»»

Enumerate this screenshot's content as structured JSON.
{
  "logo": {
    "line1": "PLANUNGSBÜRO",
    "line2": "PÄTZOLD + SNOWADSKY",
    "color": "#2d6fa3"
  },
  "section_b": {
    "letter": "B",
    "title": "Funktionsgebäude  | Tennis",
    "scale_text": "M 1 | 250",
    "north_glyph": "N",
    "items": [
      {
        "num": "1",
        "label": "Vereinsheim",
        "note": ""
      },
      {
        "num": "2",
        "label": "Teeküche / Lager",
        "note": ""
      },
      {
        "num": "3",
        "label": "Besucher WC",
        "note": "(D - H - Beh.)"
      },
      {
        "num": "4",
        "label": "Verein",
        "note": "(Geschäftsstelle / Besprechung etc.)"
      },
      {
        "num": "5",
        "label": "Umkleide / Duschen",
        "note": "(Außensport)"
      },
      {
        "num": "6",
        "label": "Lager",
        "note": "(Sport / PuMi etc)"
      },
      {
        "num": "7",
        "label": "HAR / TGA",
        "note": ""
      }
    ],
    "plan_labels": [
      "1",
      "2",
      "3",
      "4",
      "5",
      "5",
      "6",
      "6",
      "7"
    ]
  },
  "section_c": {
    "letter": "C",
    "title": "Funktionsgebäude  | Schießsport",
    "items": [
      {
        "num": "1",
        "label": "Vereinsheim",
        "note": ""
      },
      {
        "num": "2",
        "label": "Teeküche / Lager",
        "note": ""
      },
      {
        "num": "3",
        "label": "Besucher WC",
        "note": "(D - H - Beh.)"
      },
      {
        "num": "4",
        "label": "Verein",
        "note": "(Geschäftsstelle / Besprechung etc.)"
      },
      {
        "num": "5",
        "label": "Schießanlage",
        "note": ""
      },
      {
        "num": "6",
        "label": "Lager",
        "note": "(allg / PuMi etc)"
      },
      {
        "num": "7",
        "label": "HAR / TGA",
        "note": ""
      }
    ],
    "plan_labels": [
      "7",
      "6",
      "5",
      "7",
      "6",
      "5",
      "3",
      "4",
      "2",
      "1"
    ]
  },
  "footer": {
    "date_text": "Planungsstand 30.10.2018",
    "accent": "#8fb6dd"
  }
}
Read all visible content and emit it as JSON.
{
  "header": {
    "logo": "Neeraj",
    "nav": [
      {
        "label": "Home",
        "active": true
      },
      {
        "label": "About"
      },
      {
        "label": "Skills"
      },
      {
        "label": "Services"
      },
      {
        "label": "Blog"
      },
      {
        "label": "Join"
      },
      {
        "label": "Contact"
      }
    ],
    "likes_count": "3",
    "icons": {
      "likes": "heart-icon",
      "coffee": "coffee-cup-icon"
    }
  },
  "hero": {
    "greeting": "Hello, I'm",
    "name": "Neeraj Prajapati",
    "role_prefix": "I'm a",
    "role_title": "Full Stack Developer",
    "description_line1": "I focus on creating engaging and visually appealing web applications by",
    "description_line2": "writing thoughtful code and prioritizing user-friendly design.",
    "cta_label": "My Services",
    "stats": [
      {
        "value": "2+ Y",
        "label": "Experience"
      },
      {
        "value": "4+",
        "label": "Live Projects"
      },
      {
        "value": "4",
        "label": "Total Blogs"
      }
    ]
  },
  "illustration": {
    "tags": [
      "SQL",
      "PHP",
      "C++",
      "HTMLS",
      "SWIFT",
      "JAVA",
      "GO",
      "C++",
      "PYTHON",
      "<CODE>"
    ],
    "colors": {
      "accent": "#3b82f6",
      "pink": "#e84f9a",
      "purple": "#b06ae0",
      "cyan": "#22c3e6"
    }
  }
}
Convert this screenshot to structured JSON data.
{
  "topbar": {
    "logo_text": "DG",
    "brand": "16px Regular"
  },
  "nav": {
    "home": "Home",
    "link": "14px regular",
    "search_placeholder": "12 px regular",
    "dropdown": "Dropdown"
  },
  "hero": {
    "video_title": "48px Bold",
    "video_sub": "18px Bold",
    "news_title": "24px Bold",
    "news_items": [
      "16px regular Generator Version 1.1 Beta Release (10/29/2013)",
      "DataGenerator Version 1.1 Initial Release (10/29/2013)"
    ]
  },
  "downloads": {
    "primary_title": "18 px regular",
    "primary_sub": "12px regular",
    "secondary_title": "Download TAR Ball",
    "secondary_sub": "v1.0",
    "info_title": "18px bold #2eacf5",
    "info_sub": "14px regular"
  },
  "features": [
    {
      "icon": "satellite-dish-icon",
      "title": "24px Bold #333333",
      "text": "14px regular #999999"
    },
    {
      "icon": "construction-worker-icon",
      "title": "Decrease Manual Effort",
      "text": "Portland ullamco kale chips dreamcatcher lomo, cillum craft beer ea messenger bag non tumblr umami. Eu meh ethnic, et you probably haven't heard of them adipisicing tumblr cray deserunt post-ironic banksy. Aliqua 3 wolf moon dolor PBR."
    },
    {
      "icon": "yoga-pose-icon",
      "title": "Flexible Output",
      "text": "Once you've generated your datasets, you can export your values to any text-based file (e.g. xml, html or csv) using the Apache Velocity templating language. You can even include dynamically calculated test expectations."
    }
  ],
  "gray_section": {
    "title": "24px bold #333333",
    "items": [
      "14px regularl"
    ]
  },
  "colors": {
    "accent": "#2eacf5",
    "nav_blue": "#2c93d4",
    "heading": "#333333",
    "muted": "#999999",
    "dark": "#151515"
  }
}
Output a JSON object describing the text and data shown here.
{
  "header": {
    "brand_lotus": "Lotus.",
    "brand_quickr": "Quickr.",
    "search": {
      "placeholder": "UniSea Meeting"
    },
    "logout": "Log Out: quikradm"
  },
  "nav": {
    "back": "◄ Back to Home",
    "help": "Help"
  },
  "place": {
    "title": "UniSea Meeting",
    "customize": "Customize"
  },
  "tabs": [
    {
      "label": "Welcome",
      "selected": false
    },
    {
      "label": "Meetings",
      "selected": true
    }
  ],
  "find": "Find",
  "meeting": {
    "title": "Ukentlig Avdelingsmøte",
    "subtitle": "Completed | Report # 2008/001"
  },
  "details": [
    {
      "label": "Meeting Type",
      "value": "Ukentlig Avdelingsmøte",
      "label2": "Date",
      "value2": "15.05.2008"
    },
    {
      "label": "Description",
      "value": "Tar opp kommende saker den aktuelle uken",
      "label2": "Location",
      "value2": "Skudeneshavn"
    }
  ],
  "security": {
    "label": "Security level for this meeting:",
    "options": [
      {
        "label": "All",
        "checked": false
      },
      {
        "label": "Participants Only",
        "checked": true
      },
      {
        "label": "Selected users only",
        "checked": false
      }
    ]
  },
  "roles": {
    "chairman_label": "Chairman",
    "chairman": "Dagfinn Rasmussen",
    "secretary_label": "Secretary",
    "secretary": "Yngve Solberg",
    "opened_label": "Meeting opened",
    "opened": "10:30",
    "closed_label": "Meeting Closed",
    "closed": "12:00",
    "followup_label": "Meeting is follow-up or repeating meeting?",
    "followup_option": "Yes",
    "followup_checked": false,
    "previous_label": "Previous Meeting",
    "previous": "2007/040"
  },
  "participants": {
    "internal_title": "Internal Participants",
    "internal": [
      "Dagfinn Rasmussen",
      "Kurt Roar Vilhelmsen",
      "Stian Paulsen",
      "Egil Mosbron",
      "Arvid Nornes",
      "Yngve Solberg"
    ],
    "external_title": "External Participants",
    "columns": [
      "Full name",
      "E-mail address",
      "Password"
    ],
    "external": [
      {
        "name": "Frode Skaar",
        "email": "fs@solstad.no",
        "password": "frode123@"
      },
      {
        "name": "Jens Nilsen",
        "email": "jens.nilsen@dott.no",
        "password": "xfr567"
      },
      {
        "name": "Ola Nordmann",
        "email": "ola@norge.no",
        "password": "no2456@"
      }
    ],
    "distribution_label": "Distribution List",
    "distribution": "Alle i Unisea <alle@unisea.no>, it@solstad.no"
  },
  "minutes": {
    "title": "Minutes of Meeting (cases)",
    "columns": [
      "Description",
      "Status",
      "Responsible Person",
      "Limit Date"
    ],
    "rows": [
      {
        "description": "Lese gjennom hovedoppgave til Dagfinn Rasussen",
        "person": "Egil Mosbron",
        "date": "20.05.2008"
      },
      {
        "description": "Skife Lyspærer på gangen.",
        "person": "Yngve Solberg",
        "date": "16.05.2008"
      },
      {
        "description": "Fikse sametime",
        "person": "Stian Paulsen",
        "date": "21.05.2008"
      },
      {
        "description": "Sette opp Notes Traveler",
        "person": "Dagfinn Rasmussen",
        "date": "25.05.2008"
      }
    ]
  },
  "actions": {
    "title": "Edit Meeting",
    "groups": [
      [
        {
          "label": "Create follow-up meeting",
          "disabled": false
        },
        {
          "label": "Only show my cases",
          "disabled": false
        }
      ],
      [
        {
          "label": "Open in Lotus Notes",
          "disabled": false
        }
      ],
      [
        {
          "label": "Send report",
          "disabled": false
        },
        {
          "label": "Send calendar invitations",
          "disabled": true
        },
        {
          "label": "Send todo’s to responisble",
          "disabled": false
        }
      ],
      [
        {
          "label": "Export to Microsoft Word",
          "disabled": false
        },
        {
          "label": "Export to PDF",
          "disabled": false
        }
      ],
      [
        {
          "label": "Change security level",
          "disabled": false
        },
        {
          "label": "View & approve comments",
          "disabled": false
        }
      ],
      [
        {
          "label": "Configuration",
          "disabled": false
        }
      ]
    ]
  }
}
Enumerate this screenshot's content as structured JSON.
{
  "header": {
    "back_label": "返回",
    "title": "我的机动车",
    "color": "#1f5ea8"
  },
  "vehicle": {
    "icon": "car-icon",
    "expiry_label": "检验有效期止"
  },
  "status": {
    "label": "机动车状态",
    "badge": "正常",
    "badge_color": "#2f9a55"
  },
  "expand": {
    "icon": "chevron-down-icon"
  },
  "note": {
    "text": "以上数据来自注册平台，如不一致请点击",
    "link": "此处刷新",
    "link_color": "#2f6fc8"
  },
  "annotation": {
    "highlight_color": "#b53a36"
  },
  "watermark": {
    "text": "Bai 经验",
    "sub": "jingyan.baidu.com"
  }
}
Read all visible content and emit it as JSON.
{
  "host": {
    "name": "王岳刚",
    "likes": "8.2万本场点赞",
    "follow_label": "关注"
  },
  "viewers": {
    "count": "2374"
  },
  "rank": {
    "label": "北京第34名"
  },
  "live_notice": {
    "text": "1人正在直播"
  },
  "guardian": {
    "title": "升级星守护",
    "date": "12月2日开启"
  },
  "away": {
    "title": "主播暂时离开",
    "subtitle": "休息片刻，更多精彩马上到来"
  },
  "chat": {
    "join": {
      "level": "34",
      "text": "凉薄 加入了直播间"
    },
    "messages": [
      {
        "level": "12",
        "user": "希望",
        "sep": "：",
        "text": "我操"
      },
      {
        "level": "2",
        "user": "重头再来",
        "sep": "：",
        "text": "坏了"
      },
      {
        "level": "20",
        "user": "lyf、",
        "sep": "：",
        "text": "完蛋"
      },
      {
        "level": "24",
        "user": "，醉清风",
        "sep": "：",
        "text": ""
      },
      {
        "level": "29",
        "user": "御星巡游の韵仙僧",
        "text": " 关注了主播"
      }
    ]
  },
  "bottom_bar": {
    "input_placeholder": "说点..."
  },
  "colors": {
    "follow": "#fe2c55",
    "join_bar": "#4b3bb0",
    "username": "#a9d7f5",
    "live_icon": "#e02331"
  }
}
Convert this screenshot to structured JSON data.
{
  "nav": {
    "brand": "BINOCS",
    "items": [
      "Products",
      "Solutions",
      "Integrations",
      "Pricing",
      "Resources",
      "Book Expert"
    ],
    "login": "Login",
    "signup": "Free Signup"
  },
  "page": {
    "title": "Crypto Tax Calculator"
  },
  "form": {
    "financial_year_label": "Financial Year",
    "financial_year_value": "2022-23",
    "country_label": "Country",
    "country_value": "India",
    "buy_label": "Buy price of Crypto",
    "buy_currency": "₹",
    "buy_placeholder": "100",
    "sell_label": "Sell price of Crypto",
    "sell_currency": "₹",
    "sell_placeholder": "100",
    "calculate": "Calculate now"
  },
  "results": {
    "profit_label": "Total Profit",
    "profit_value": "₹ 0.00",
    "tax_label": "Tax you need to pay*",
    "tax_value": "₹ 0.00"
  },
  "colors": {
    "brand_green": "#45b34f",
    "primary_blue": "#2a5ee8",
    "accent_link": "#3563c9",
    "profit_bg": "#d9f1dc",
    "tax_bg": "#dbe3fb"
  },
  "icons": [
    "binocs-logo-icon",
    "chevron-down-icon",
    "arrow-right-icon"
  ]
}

««

• THE PROBLEM:
State the number of lines above that hold the string "opened", with nothing added.

• RESULT OF THE TASK:
2